Entries supplied |
┌──
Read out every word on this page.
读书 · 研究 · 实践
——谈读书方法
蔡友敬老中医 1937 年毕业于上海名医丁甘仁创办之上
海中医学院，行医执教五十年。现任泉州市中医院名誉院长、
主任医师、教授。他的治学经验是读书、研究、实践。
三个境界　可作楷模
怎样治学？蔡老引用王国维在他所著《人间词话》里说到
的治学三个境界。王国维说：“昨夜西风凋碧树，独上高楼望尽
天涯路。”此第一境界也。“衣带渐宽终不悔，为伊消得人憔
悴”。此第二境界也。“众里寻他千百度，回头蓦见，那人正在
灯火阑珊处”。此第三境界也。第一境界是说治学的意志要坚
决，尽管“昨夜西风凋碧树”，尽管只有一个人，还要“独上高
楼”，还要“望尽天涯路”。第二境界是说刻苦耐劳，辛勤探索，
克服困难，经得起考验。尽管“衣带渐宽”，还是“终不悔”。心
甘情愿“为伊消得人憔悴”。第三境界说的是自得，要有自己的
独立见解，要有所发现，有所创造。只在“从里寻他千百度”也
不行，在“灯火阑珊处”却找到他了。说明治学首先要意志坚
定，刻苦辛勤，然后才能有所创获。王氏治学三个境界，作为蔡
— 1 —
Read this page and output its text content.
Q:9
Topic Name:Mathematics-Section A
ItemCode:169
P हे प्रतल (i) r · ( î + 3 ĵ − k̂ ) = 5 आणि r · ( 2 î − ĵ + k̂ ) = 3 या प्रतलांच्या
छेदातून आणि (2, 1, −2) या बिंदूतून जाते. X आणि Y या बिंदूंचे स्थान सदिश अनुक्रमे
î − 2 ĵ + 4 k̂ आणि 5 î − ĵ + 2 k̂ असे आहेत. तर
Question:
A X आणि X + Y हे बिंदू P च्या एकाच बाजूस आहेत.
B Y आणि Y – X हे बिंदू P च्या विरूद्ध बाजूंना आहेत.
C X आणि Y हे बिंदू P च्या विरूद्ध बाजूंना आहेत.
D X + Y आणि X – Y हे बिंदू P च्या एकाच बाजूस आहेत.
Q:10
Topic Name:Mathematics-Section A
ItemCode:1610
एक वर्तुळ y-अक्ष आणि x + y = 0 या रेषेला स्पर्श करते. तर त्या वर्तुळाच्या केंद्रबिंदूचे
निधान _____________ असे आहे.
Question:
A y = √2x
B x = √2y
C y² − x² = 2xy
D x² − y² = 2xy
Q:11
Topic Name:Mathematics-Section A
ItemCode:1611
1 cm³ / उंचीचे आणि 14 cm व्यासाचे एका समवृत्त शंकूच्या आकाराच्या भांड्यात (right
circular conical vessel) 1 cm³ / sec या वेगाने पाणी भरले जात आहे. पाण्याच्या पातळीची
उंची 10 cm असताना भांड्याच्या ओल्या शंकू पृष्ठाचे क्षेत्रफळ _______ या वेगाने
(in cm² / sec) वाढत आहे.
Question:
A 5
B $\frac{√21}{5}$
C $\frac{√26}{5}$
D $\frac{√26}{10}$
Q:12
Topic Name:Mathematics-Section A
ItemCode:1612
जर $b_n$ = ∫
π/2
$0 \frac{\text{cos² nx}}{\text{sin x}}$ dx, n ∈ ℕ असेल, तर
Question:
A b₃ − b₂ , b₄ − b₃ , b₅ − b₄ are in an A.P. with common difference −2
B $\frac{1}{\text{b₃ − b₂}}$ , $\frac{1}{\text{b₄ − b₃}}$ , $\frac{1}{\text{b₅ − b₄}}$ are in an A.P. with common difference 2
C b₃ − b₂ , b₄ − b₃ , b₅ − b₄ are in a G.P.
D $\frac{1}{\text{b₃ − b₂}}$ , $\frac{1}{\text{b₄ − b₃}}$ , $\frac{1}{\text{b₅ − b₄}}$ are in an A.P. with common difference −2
└──
Exercise instructions | Copy out each line of the data containing the string "with".

Written response |
A b₃ − b₂ , b₄ − b₃ , b₅ − b₄ are in an A.P. with common difference −2
B $\frac{1}{\text{b₃ − b₂}}$ , $\frac{1}{\text{b₄ − b₃}}$ , $\frac{1}{\text{b₅ − b₄}}$ are in an A.P. with common difference 2
D $\frac{1}{\text{b₃ − b₂}}$ , $\frac{1}{\text{b₄ − b₃}}$ , $\frac{1}{\text{b₅ − b₄}}$ are in an A.P. with common difference −2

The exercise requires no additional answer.